● WHAT THE TASK ASKS:
Count how many lines of the data include "Слой". The answer is that number and nothing else.

[Stored data]
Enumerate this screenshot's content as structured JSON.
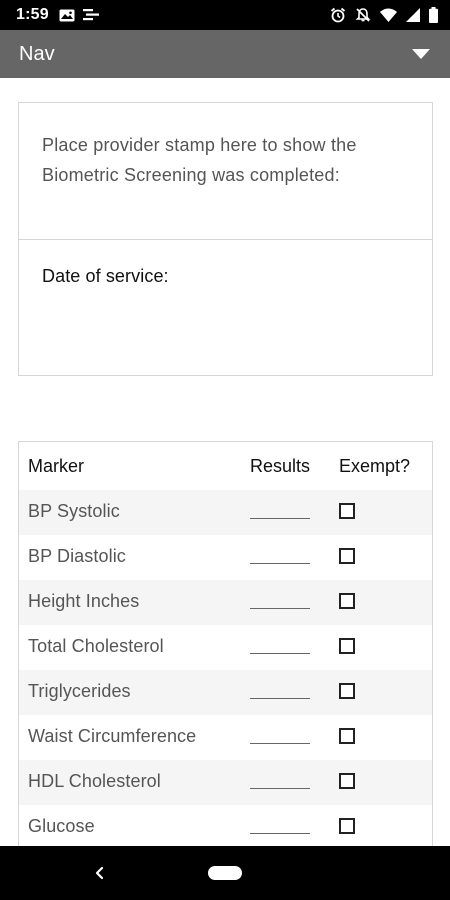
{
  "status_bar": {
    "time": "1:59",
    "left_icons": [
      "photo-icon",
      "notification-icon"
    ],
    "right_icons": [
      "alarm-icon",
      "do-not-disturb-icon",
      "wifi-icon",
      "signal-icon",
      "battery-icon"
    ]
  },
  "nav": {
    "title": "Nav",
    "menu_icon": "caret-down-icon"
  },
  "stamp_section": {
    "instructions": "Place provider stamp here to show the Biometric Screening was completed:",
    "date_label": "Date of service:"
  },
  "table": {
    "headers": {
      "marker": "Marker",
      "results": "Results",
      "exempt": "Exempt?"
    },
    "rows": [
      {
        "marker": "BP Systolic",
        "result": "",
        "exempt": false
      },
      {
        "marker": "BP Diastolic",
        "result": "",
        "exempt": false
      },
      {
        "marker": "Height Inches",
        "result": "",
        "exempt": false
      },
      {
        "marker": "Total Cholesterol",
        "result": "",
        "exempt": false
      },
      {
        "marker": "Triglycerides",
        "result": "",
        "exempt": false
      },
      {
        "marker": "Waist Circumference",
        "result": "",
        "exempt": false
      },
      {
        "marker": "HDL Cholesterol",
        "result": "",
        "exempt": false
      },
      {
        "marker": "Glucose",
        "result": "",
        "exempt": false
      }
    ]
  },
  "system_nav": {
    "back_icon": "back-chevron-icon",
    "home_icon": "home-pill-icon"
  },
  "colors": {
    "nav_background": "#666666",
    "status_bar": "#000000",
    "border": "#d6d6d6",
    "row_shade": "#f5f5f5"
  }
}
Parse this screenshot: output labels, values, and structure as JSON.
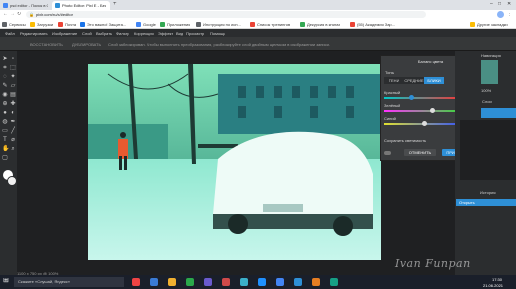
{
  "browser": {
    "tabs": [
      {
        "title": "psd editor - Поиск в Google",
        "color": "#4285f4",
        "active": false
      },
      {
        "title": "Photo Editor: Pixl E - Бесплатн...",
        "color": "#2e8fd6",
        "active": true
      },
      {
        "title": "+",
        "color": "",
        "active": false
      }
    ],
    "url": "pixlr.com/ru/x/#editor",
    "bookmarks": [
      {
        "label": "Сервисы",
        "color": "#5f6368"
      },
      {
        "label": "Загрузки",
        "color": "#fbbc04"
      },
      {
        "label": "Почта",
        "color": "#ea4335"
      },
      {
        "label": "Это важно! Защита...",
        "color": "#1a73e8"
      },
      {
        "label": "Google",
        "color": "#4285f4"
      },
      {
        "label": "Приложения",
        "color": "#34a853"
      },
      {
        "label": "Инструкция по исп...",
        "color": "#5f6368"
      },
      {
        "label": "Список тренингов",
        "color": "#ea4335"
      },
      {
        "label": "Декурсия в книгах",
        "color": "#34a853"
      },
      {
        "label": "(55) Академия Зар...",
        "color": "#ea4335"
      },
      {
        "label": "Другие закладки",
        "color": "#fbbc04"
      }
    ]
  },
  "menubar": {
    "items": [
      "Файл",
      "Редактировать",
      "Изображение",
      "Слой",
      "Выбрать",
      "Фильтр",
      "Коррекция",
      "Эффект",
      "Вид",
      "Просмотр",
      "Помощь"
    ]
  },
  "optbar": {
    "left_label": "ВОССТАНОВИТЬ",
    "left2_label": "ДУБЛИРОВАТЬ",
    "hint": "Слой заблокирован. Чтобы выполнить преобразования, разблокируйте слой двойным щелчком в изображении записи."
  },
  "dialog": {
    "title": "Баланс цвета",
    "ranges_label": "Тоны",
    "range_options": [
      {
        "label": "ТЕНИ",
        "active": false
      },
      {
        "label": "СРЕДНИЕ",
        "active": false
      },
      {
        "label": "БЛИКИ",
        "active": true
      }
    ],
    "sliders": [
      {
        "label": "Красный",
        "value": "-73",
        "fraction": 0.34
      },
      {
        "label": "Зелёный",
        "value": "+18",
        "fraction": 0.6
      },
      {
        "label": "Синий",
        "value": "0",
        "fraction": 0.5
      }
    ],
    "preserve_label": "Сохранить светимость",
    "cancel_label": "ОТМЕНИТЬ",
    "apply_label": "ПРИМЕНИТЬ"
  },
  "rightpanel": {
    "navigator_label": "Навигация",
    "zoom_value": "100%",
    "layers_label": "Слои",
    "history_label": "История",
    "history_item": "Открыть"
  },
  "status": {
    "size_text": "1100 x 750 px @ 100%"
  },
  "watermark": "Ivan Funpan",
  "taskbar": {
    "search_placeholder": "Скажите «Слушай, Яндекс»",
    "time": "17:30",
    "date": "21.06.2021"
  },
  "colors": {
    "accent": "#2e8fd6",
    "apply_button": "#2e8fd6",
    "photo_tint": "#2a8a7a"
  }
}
* * *
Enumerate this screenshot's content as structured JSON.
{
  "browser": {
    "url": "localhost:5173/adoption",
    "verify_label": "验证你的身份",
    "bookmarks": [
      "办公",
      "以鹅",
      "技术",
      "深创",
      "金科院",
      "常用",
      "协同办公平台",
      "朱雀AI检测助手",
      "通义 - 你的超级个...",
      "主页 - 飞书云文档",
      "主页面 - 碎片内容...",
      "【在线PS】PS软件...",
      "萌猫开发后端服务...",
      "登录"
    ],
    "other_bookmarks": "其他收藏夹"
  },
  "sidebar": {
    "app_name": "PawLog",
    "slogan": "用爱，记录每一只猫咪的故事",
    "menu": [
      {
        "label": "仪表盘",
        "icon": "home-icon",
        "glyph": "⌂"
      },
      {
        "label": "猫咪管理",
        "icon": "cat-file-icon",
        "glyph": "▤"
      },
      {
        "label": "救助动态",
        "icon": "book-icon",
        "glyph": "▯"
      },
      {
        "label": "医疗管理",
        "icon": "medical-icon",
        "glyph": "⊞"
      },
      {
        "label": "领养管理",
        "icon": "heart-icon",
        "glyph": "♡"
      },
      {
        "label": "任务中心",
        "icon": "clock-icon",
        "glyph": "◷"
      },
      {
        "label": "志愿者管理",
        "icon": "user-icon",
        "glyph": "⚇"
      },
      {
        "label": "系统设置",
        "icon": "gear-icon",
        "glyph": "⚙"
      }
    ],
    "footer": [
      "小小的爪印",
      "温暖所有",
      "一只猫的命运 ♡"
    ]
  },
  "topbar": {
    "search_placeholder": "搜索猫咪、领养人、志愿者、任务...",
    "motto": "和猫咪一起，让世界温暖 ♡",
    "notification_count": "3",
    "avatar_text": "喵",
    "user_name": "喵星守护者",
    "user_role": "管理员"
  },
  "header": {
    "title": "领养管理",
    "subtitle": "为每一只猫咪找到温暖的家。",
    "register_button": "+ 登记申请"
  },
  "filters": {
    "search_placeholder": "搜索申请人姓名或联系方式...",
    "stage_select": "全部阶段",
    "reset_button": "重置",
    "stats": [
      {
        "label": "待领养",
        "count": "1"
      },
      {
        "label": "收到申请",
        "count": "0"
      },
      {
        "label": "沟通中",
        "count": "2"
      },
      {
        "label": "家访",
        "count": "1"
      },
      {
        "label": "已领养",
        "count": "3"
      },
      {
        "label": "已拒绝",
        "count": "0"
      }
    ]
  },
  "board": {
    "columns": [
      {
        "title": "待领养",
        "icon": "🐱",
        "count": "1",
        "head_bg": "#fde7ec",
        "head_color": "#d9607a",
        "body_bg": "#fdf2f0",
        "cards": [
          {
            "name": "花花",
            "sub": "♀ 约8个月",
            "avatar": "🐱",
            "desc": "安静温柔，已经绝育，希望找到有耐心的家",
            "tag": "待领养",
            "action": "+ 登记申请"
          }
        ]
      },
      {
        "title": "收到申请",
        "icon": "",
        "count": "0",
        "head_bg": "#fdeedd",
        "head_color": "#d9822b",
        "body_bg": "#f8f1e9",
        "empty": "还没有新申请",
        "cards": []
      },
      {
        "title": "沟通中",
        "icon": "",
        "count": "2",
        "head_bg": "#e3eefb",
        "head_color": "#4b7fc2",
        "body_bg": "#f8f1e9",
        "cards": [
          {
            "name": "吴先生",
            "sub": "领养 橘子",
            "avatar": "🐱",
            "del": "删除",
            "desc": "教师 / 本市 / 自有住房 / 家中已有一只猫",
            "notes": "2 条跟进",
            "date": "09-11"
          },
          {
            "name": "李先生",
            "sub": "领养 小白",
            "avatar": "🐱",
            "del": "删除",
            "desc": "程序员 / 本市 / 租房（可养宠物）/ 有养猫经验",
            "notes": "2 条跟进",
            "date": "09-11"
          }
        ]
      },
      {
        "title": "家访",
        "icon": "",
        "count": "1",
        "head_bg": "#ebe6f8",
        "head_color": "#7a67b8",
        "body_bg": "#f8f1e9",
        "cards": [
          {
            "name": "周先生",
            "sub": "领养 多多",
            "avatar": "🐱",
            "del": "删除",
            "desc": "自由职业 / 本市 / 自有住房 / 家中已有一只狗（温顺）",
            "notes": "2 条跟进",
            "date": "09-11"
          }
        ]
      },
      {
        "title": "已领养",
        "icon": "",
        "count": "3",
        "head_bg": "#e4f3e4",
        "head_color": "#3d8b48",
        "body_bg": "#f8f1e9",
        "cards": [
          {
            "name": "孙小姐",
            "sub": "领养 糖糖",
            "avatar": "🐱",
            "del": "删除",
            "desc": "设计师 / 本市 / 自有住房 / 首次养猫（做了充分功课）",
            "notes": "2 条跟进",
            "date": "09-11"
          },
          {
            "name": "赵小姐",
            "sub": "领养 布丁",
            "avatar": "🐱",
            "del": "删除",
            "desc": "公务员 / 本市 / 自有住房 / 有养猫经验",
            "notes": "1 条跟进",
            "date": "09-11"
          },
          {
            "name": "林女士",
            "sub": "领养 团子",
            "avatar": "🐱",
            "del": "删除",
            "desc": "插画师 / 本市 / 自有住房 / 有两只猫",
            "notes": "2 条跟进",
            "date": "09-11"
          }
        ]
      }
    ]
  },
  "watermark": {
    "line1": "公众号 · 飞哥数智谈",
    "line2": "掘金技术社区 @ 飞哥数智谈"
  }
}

● FINISHED ANSWER:
2